Your objective: From the records below, pull each line that has "Statements".

Saved entries:
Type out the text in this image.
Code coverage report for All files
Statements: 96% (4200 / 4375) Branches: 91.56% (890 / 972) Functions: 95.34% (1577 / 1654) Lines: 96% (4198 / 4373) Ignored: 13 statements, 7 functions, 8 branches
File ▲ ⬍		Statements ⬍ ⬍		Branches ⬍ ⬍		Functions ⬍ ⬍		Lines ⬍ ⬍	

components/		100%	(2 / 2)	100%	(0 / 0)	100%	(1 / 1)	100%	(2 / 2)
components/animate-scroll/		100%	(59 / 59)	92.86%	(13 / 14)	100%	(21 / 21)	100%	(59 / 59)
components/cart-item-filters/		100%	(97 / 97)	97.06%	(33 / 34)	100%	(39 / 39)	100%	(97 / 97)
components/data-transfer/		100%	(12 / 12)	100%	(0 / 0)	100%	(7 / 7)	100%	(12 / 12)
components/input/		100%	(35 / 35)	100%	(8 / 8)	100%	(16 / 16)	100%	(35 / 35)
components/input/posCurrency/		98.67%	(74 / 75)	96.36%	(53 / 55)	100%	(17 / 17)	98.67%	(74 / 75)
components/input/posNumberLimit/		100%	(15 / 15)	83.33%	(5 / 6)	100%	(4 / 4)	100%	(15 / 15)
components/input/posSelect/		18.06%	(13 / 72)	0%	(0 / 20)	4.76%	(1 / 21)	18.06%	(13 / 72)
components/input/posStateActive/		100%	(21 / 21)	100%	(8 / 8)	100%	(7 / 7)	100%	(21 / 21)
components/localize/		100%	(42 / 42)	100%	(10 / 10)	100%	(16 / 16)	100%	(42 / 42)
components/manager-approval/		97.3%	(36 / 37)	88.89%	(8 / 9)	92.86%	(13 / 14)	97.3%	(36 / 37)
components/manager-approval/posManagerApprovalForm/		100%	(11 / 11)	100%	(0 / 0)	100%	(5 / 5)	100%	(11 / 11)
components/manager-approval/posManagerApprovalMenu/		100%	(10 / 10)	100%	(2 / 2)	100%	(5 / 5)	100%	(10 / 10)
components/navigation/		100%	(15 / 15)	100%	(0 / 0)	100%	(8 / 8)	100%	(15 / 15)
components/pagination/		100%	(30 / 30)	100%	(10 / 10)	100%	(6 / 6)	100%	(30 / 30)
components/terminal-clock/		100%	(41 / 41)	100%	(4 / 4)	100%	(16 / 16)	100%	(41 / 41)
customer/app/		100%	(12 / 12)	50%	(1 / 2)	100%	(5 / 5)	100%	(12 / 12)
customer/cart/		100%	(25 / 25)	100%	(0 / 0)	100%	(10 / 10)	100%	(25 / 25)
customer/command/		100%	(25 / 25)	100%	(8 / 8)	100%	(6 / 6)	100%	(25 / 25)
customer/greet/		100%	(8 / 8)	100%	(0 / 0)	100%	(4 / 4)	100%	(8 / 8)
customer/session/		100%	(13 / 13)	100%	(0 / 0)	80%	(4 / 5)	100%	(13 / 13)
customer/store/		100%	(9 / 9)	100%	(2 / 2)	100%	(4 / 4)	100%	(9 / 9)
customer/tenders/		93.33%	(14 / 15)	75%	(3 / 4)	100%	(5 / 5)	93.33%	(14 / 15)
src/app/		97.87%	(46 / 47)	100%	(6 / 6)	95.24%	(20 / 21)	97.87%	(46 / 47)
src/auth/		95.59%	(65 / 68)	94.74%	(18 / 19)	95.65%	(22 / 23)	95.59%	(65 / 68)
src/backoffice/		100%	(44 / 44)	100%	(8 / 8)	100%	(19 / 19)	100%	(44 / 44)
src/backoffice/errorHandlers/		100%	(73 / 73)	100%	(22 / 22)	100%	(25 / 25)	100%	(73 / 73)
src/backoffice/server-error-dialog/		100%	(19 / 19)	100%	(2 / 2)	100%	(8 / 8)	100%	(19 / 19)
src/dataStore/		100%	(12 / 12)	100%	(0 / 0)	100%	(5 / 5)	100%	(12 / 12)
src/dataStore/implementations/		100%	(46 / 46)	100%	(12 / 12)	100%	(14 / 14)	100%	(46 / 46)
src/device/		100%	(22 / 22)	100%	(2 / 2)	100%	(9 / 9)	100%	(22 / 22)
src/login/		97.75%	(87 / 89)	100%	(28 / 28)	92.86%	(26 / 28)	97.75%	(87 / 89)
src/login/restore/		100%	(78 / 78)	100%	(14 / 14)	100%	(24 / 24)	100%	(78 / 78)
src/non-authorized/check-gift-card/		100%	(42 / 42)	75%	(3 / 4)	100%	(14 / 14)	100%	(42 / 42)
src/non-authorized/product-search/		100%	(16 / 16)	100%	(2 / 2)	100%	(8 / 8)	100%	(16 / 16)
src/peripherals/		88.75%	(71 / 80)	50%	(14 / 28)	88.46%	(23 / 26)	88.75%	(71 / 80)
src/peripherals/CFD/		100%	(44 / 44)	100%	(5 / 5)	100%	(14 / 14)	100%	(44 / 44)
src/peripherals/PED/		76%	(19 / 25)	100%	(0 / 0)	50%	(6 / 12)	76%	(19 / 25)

Solution to the problem:
Statements: 96% (4200 / 4375) Branches: 91.56% (890 / 972) Functions: 95.34% (1577 / 1654) Lines: 96% (4198 / 4373) Ignored: 13 statements, 7 functions, 8 branches
File ▲ ⬍		Statements ⬍ ⬍		Branches ⬍ ⬍		Functions ⬍ ⬍		Lines ⬍ ⬍	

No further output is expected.